* [STATED TASK]:
Transcribe the listing in full, excluding any pictures.
##### EXERCISE MATERIAL
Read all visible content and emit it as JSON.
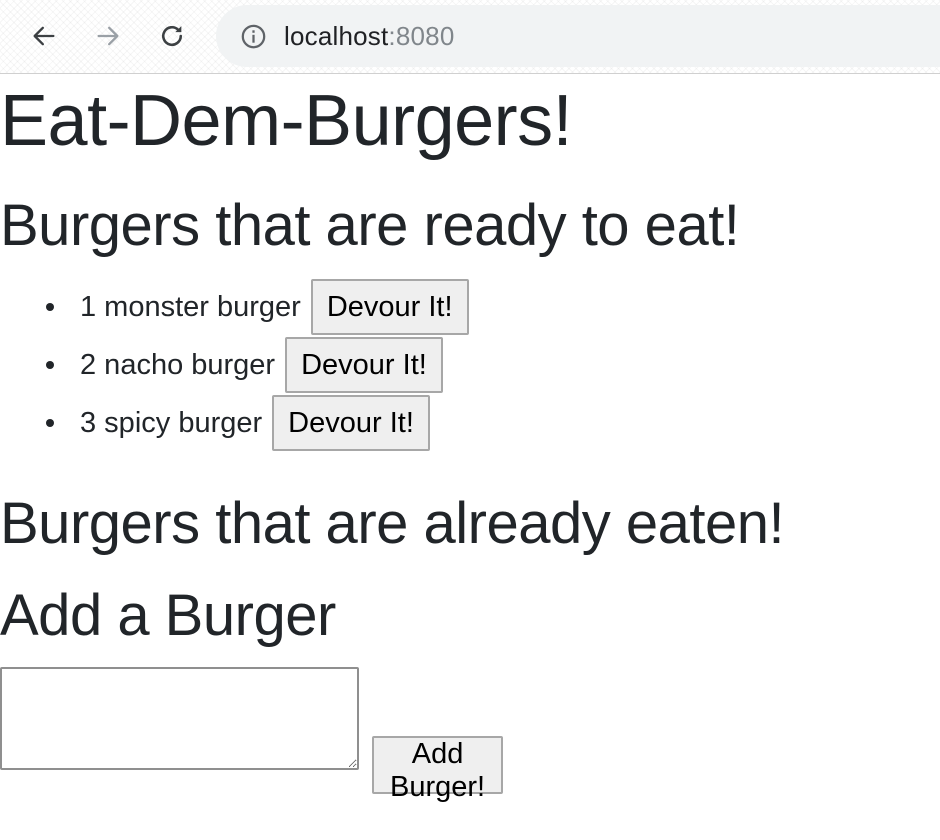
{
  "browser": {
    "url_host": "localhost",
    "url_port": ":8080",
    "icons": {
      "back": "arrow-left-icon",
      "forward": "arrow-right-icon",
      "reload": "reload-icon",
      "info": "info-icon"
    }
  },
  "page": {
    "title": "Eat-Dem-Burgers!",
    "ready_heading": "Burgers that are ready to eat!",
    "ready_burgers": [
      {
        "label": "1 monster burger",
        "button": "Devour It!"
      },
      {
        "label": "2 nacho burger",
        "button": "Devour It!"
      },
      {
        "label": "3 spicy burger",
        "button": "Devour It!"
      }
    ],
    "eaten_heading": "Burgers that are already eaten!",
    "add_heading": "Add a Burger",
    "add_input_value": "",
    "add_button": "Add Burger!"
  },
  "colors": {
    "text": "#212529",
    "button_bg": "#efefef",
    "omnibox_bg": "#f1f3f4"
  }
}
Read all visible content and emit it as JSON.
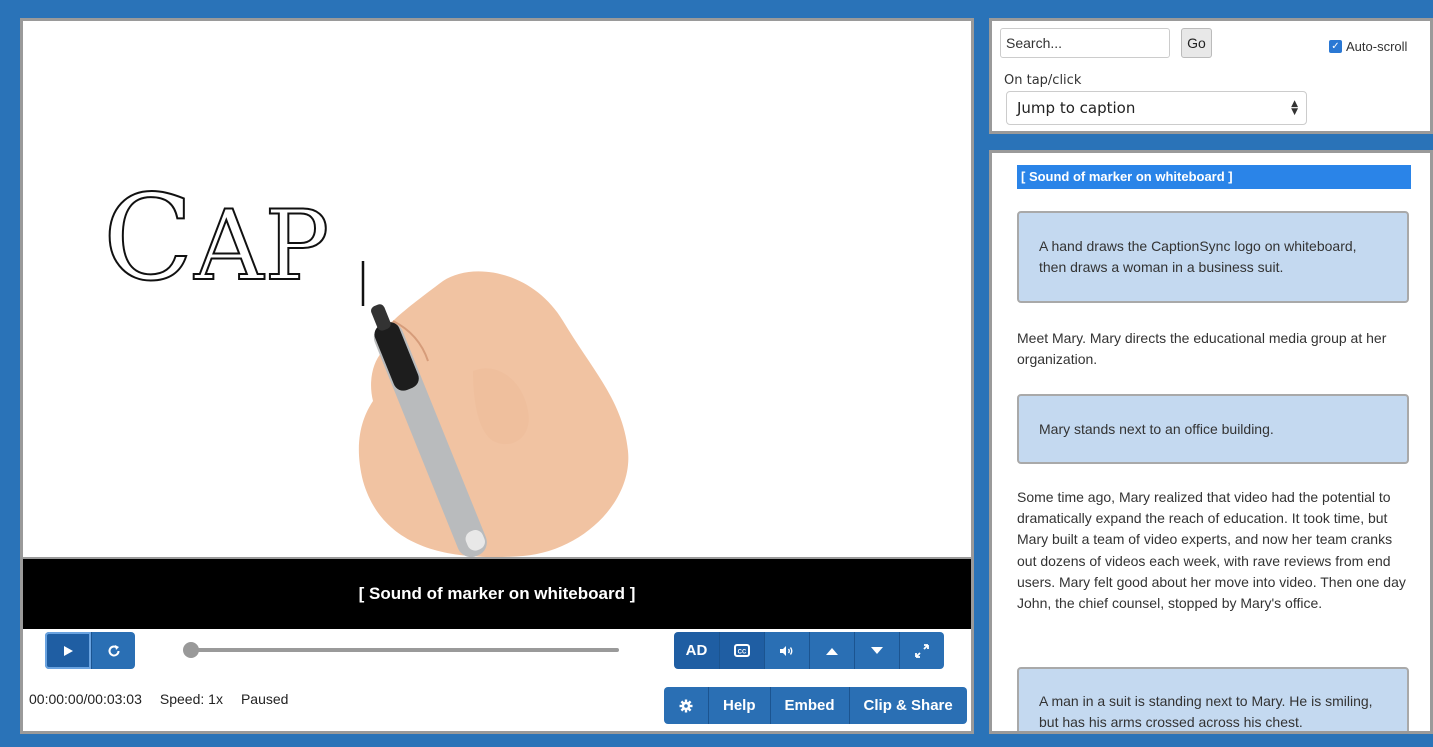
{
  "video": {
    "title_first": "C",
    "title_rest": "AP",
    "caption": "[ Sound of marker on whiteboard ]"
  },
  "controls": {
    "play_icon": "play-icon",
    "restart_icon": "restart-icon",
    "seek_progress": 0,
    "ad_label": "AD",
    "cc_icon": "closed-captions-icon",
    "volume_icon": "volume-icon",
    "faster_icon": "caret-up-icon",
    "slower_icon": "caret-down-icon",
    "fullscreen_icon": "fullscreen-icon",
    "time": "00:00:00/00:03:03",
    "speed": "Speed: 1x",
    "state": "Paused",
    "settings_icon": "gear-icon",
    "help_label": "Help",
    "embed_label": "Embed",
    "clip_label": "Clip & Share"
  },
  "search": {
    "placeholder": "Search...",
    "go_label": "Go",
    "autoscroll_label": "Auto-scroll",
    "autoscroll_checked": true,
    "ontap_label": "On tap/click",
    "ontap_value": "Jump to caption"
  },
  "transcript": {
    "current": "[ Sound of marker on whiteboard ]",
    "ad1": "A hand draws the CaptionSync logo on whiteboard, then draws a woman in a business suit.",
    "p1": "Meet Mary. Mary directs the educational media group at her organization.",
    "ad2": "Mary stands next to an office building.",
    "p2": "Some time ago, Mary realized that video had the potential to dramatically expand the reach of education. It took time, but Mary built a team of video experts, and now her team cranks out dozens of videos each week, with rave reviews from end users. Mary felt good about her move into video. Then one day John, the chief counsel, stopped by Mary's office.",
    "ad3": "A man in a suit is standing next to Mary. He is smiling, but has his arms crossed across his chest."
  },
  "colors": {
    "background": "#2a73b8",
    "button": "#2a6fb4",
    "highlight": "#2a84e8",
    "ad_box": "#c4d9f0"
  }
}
##########
* [CORRECT OUTPUT]:
Read all visible content and emit it as JSON.
{
  "browser": {
    "url_host": "localhost",
    "url_port": ":8080",
    "icons": {
      "back": "arrow-left-icon",
      "forward": "arrow-right-icon",
      "reload": "reload-icon",
      "info": "info-icon"
    }
  },
  "page": {
    "title": "Eat-Dem-Burgers!",
    "ready_heading": "Burgers that are ready to eat!",
    "ready_burgers": [
      {
        "label": "1 monster burger",
        "button": "Devour It!"
      },
      {
        "label": "2 nacho burger",
        "button": "Devour It!"
      },
      {
        "label": "3 spicy burger",
        "button": "Devour It!"
      }
    ],
    "eaten_heading": "Burgers that are already eaten!",
    "add_heading": "Add a Burger",
    "add_input_value": "",
    "add_button": "Add Burger!"
  },
  "colors": {
    "text": "#212529",
    "button_bg": "#efefef",
    "omnibox_bg": "#f1f3f4"
  }
}
Read all visible content and emit it as JSON.
{
  "video": {
    "title_first": "C",
    "title_rest": "AP",
    "caption": "[ Sound of marker on whiteboard ]"
  },
  "controls": {
    "play_icon": "play-icon",
    "restart_icon": "restart-icon",
    "seek_progress": 0,
    "ad_label": "AD",
    "cc_icon": "closed-captions-icon",
    "volume_icon": "volume-icon",
    "faster_icon": "caret-up-icon",
    "slower_icon": "caret-down-icon",
    "fullscreen_icon": "fullscreen-icon",
    "time": "00:00:00/00:03:03",
    "speed": "Speed: 1x",
    "state": "Paused",
    "settings_icon": "gear-icon",
    "help_label": "Help",
    "embed_label": "Embed",
    "clip_label": "Clip & Share"
  },
  "search": {
    "placeholder": "Search...",
    "go_label": "Go",
    "autoscroll_label": "Auto-scroll",
    "autoscroll_checked": true,
    "ontap_label": "On tap/click",
    "ontap_value": "Jump to caption"
  },
  "transcript": {
    "current": "[ Sound of marker on whiteboard ]",
    "ad1": "A hand draws the CaptionSync logo on whiteboard, then draws a woman in a business suit.",
    "p1": "Meet Mary. Mary directs the educational media group at her organization.",
    "ad2": "Mary stands next to an office building.",
    "p2": "Some time ago, Mary realized that video had the potential to dramatically expand the reach of education. It took time, but Mary built a team of video experts, and now her team cranks out dozens of videos each week, with rave reviews from end users. Mary felt good about her move into video. Then one day John, the chief counsel, stopped by Mary's office.",
    "ad3": "A man in a suit is standing next to Mary. He is smiling, but has his arms crossed across his chest."
  },
  "colors": {
    "background": "#2a73b8",
    "button": "#2a6fb4",
    "highlight": "#2a84e8",
    "ad_box": "#c4d9f0"
  }
}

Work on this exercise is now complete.